Directions for this task =>
From the entries below, copy out every line with "監理団体は" in it.

— Start Listed records —

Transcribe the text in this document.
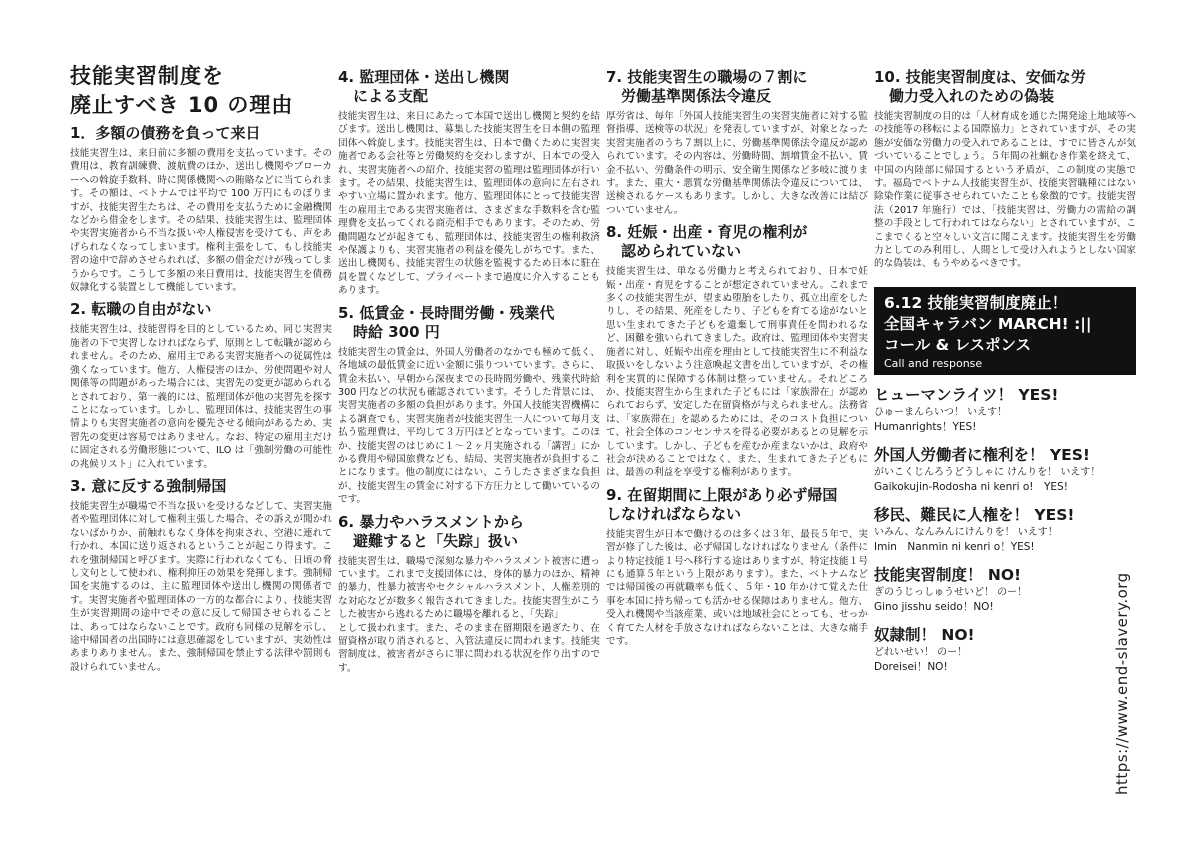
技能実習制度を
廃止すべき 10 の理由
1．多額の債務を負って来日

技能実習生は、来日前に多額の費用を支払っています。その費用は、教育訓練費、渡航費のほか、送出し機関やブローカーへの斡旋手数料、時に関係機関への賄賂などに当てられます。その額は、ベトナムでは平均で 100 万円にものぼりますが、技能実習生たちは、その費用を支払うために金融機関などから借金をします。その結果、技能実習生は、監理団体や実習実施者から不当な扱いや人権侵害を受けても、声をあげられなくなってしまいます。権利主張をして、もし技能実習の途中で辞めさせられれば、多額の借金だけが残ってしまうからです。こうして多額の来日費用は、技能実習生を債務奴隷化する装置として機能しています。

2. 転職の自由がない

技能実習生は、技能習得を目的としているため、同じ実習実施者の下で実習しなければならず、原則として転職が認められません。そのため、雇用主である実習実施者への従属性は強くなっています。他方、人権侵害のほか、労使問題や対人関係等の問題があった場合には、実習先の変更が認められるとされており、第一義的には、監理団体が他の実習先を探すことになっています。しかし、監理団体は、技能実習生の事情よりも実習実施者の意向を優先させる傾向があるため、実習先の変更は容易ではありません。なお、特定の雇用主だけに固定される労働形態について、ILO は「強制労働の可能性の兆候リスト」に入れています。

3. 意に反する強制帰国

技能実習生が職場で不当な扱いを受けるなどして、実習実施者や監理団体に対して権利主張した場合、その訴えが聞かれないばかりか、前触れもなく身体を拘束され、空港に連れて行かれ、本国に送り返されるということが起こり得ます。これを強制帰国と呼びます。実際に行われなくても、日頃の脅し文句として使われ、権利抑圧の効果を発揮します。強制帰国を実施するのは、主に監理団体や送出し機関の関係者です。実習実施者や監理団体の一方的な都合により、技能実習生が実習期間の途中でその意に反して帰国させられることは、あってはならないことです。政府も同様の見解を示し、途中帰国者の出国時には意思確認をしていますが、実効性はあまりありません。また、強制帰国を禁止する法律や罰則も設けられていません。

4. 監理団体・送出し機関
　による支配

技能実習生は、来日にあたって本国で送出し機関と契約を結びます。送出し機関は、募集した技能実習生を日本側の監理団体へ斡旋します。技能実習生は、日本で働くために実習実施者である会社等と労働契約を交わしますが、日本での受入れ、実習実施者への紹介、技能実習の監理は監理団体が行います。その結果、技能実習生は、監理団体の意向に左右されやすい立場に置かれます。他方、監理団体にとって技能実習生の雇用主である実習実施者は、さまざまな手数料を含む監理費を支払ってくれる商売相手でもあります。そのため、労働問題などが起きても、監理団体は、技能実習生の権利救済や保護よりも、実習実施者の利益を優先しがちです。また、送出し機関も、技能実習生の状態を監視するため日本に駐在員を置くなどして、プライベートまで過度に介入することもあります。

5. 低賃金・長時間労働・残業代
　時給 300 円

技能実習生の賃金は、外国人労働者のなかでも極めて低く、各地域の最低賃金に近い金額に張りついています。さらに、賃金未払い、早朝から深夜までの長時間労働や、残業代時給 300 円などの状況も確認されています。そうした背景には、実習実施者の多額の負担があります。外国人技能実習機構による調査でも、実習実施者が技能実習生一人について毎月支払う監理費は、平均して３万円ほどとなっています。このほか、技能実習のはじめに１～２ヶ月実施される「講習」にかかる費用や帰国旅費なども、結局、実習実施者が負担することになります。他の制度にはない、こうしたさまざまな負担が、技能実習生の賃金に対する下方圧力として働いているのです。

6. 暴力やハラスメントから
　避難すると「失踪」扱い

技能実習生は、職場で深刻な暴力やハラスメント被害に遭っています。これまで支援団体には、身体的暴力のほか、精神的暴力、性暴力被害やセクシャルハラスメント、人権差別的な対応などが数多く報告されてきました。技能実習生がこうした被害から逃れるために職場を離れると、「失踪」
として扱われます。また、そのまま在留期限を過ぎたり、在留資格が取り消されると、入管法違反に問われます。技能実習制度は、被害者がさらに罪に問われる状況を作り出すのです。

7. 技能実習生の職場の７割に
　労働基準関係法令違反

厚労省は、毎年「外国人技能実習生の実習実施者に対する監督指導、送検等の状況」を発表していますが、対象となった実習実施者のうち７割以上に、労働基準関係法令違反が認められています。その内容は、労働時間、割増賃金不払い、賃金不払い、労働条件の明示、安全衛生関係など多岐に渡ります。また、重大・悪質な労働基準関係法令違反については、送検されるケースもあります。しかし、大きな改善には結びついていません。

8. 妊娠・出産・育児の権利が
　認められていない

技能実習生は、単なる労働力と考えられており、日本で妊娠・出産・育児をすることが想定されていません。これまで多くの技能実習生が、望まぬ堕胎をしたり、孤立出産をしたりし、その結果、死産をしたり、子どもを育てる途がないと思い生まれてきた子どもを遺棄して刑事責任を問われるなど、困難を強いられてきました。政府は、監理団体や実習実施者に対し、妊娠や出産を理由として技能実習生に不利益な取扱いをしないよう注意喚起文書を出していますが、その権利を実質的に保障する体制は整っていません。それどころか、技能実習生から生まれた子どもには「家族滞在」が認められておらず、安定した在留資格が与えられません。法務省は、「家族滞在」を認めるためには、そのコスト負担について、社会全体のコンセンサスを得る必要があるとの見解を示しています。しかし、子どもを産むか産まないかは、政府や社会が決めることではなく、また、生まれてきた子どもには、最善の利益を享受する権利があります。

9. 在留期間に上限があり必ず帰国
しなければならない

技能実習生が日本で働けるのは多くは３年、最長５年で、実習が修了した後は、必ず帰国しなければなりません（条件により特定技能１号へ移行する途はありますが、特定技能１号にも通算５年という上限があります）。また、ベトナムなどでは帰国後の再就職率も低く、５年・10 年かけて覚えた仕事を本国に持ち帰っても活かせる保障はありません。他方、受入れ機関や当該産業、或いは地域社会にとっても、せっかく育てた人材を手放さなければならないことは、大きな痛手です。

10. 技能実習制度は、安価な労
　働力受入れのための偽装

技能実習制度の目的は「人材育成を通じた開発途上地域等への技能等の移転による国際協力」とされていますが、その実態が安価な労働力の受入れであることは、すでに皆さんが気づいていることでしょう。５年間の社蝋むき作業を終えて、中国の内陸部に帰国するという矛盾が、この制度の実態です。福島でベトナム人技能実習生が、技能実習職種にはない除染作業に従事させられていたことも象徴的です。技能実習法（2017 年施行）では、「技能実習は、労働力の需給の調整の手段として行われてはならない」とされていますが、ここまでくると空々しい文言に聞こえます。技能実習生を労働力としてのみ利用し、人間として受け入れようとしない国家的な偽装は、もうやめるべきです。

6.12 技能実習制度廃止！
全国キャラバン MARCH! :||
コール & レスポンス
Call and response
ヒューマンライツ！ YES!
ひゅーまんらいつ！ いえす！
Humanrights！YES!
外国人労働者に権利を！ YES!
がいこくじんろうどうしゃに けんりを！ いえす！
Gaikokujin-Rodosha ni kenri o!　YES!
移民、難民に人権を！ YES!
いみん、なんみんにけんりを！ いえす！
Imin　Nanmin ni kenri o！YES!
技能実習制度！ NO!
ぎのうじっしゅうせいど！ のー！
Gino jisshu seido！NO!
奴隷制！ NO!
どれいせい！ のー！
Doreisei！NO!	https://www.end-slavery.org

— End Listed records —
— Start Listed records —

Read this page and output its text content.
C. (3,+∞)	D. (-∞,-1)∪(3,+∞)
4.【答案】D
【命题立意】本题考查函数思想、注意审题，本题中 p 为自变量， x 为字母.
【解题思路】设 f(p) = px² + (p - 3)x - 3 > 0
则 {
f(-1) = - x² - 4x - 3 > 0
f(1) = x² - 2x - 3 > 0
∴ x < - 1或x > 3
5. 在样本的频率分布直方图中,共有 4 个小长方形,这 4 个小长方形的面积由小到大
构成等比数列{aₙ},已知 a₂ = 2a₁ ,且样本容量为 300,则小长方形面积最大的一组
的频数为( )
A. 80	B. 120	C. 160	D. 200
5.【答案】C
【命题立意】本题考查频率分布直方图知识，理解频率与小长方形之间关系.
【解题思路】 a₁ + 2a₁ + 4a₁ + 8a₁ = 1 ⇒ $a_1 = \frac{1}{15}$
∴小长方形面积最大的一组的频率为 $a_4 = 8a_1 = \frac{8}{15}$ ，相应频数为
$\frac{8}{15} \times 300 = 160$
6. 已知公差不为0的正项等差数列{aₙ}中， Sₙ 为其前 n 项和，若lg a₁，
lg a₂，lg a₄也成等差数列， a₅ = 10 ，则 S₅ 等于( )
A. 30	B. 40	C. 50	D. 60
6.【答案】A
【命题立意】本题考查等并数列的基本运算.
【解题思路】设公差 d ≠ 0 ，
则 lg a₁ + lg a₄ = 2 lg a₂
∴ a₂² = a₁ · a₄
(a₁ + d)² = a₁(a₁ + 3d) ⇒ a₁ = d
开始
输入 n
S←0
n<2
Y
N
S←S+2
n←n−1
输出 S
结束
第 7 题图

— End Listed records —

Answer to this task =>
技能実習生は、技能習得を目的としているため、同じ実習実施者の下で実習しなければならず、原則として転職が認められません。そのため、雇用主である実習実施者への従属性は強くなっています。他方、人権侵害のほか、労使問題や対人関係等の問題があった場合には、実習先の変更が認められるとされており、第一義的には、監理団体が他の実習先を探すことになっています。しかし、監理団体は、技能実習生の事情よりも実習実施者の意向を優先させる傾向があるため、実習先の変更は容易ではありません。なお、特定の雇用主だけに固定される労働形態について、ILO は「強制労働の可能性の兆候リスト」に入れています。
技能実習生は、来日にあたって本国で送出し機関と契約を結びます。送出し機関は、募集した技能実習生を日本側の監理団体へ斡旋します。技能実習生は、日本で働くために実習実施者である会社等と労働契約を交わしますが、日本での受入れ、実習実施者への紹介、技能実習の監理は監理団体が行います。その結果、技能実習生は、監理団体の意向に左右されやすい立場に置かれます。他方、監理団体にとって技能実習生の雇用主である実習実施者は、さまざまな手数料を含む監理費を支払ってくれる商売相手でもあります。そのため、労働問題などが起きても、監理団体は、技能実習生の権利救済や保護よりも、実習実施者の利益を優先しがちです。また、送出し機関も、技能実習生の状態を監視するため日本に駐在員を置くなどして、プライベートまで過度に介入することもあります。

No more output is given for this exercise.